What is needed: Pick each line containing "like" out of the records.

Data to use:
_____

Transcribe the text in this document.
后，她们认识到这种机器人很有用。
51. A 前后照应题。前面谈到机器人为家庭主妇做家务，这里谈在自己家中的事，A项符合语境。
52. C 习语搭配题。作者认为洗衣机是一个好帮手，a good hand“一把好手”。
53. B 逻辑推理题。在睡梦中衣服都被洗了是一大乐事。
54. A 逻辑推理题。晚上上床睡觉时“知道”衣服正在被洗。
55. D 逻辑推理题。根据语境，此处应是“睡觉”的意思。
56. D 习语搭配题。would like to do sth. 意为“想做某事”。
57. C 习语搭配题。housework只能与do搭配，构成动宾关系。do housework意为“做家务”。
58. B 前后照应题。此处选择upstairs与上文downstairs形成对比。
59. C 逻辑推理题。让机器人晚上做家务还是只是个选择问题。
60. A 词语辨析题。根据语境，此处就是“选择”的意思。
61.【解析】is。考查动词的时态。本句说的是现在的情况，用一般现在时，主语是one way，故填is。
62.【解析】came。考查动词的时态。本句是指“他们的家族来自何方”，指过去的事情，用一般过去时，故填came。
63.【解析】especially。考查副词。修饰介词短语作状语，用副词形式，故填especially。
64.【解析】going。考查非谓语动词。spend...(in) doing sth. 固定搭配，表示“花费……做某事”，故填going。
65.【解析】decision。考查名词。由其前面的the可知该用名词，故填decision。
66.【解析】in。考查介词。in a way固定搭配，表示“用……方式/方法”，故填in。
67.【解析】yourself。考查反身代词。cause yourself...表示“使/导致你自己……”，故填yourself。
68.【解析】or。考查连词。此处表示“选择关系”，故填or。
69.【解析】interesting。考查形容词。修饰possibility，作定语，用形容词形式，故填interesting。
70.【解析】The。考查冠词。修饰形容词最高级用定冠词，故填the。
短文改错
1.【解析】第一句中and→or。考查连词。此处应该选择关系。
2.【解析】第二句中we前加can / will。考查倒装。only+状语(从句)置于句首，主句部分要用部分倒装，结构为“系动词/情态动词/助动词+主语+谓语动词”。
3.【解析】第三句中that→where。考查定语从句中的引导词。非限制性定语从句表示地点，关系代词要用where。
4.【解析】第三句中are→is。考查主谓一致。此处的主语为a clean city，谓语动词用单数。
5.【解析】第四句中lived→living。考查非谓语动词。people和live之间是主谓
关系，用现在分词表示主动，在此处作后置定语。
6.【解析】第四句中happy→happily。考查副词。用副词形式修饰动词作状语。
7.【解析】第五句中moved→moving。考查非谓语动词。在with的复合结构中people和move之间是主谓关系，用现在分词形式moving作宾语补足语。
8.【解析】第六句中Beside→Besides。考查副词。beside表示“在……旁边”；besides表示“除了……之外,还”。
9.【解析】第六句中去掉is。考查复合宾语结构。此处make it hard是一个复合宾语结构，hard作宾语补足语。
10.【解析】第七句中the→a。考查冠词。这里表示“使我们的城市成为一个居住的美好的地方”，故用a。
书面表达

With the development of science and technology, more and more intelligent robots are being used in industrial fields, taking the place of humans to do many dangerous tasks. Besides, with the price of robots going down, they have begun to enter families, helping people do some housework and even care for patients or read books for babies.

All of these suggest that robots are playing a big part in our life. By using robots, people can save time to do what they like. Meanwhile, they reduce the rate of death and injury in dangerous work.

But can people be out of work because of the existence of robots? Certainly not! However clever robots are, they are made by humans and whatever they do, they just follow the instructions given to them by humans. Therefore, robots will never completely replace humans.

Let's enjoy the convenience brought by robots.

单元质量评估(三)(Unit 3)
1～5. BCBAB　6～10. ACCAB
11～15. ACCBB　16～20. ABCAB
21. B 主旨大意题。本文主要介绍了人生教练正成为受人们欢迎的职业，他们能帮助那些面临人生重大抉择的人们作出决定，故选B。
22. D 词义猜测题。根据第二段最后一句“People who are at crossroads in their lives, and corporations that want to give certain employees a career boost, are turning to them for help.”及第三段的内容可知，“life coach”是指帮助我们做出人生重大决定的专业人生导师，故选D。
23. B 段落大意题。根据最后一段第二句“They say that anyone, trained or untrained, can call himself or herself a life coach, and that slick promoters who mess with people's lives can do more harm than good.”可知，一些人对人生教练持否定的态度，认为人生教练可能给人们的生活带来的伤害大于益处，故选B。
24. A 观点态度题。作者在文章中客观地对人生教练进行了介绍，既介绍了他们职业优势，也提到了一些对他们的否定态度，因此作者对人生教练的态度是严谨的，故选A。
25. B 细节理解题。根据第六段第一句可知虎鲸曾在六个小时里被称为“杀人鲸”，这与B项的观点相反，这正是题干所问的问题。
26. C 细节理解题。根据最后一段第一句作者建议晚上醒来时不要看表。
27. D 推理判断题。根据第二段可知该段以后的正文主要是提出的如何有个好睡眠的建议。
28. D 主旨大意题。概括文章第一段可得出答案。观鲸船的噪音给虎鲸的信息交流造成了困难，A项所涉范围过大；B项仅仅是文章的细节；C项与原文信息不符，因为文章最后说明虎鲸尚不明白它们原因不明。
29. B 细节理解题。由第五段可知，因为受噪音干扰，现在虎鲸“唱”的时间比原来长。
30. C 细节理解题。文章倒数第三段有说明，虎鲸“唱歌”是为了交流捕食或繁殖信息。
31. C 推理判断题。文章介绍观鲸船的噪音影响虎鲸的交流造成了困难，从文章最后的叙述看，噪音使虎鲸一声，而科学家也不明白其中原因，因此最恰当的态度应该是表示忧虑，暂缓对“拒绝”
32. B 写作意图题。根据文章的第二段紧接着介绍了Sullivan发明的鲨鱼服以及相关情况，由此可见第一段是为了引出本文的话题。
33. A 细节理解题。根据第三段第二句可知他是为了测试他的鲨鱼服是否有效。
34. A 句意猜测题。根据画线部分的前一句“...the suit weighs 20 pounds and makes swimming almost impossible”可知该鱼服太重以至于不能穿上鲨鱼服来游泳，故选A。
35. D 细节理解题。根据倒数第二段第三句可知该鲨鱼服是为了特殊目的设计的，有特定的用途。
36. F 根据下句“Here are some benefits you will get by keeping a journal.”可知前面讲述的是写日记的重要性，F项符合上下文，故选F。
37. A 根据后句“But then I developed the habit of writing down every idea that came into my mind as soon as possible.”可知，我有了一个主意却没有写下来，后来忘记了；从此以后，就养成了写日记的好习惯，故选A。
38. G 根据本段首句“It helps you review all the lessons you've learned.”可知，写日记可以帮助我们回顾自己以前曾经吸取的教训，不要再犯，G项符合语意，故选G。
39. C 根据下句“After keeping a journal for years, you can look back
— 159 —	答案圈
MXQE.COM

_____

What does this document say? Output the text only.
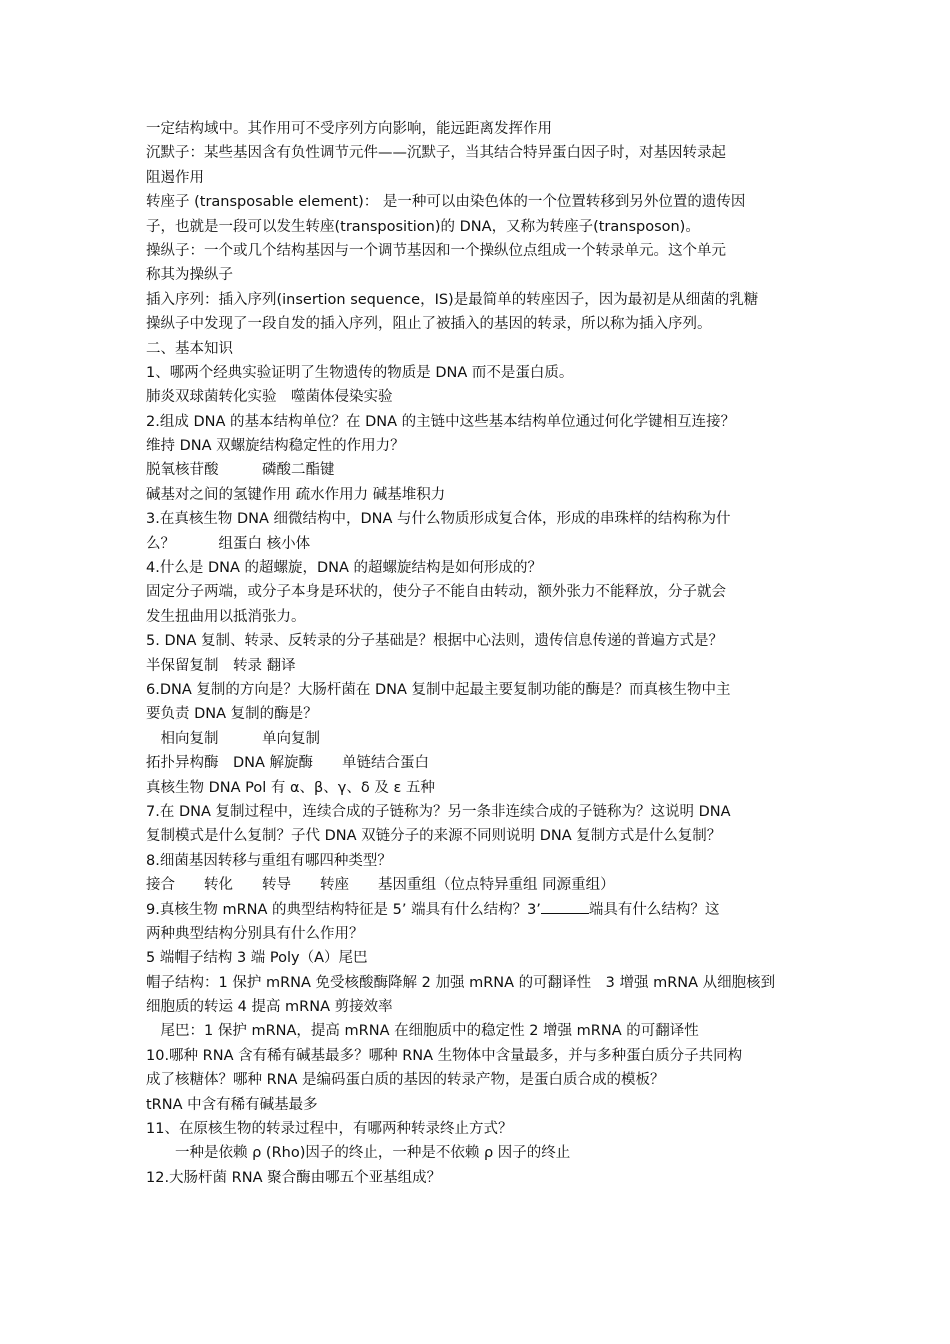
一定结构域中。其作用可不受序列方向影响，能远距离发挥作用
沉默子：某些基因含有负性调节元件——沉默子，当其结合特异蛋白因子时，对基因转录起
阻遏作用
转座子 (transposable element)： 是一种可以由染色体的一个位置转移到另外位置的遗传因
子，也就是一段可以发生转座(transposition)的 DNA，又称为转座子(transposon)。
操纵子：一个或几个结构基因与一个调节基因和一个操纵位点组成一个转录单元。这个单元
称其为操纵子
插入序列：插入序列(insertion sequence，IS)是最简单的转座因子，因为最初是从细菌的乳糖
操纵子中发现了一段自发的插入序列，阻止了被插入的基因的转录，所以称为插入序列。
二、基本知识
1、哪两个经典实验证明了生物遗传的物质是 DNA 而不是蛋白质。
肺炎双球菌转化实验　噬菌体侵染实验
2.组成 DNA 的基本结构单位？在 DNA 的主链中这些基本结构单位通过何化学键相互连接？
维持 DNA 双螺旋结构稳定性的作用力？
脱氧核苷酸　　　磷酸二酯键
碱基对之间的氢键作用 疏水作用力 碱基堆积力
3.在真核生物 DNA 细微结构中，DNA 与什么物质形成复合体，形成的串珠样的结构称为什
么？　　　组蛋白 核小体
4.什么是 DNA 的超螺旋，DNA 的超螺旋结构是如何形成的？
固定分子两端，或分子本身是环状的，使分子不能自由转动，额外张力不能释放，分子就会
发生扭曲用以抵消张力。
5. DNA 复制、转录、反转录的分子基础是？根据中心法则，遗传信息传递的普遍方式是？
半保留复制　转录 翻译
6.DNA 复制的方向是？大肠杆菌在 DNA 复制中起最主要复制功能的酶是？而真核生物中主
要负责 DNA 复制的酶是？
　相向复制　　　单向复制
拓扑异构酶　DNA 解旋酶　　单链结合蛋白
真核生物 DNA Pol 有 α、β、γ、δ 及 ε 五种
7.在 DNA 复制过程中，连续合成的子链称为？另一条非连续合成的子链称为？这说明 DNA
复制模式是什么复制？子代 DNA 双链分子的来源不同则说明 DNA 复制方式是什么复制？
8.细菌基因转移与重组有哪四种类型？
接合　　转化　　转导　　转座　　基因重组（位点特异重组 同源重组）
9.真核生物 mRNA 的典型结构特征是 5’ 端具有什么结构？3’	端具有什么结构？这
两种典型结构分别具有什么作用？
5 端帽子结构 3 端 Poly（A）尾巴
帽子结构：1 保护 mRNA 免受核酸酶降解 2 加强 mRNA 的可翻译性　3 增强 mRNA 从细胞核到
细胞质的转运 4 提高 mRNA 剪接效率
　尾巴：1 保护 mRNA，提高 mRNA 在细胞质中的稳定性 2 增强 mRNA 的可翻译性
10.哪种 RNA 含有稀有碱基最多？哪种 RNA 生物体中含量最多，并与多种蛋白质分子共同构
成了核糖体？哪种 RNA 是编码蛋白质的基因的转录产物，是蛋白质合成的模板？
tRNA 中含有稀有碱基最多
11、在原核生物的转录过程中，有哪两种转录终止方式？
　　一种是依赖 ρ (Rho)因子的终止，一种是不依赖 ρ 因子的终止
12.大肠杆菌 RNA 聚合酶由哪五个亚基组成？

_____

Response:
56. D 习语搭配题。would like to do sth. 意为“想做某事”。
All of these suggest that robots are playing a big part in our life. By using robots, people can save time to do what they like. Meanwhile, they reduce the rate of death and injury in dangerous work.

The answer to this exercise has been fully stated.